Dataset entries:
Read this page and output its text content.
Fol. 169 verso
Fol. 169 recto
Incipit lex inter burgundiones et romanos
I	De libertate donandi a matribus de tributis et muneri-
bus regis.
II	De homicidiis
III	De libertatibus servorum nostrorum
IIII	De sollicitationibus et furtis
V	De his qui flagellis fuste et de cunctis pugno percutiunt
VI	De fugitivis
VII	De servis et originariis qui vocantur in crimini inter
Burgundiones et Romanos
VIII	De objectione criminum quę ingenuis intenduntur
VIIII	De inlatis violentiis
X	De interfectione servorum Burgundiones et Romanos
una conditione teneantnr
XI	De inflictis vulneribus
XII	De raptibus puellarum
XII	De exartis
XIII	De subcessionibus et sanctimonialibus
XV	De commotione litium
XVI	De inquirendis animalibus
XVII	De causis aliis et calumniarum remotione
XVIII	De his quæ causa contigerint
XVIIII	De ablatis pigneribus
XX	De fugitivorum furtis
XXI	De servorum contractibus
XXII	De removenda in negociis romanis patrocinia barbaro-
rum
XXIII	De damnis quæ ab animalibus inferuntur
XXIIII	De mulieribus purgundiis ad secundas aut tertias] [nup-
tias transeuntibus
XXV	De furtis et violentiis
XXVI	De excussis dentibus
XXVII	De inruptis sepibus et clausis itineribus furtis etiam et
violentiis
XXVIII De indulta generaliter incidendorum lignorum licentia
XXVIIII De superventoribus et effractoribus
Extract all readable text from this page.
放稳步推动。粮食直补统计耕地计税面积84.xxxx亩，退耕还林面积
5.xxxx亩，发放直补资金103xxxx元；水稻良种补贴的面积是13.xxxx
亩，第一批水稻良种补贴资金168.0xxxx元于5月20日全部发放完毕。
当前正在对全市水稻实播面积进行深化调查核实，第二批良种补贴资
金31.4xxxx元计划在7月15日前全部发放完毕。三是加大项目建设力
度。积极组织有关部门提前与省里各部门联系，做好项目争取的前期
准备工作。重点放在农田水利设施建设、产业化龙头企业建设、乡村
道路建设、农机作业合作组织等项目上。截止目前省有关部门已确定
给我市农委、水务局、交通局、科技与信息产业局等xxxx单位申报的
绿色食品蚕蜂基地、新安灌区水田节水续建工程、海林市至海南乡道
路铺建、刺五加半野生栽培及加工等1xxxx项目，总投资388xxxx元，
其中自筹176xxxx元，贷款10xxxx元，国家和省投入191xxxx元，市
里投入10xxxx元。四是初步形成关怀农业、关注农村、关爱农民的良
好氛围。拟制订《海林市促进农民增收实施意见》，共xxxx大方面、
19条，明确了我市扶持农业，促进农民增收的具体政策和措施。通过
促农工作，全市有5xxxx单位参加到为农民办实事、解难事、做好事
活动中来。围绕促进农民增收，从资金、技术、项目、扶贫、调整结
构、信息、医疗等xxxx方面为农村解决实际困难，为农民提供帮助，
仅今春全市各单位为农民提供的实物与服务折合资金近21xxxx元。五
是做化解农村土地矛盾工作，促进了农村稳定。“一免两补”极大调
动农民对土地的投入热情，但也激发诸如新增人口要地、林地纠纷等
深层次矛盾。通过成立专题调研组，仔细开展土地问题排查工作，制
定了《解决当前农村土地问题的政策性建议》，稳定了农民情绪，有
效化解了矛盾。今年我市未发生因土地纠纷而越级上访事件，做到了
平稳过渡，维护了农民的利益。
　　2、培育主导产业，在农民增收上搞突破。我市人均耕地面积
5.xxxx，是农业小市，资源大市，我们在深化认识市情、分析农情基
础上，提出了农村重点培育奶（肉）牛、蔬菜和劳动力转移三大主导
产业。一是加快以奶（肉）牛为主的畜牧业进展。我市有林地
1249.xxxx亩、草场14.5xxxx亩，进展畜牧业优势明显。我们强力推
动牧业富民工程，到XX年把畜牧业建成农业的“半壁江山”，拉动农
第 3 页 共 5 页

Given instruction: Identify the lines in the entries above that contain "this", then copy them out.

The solution:
Read this page and output its text content.
Extract all readable text from this page.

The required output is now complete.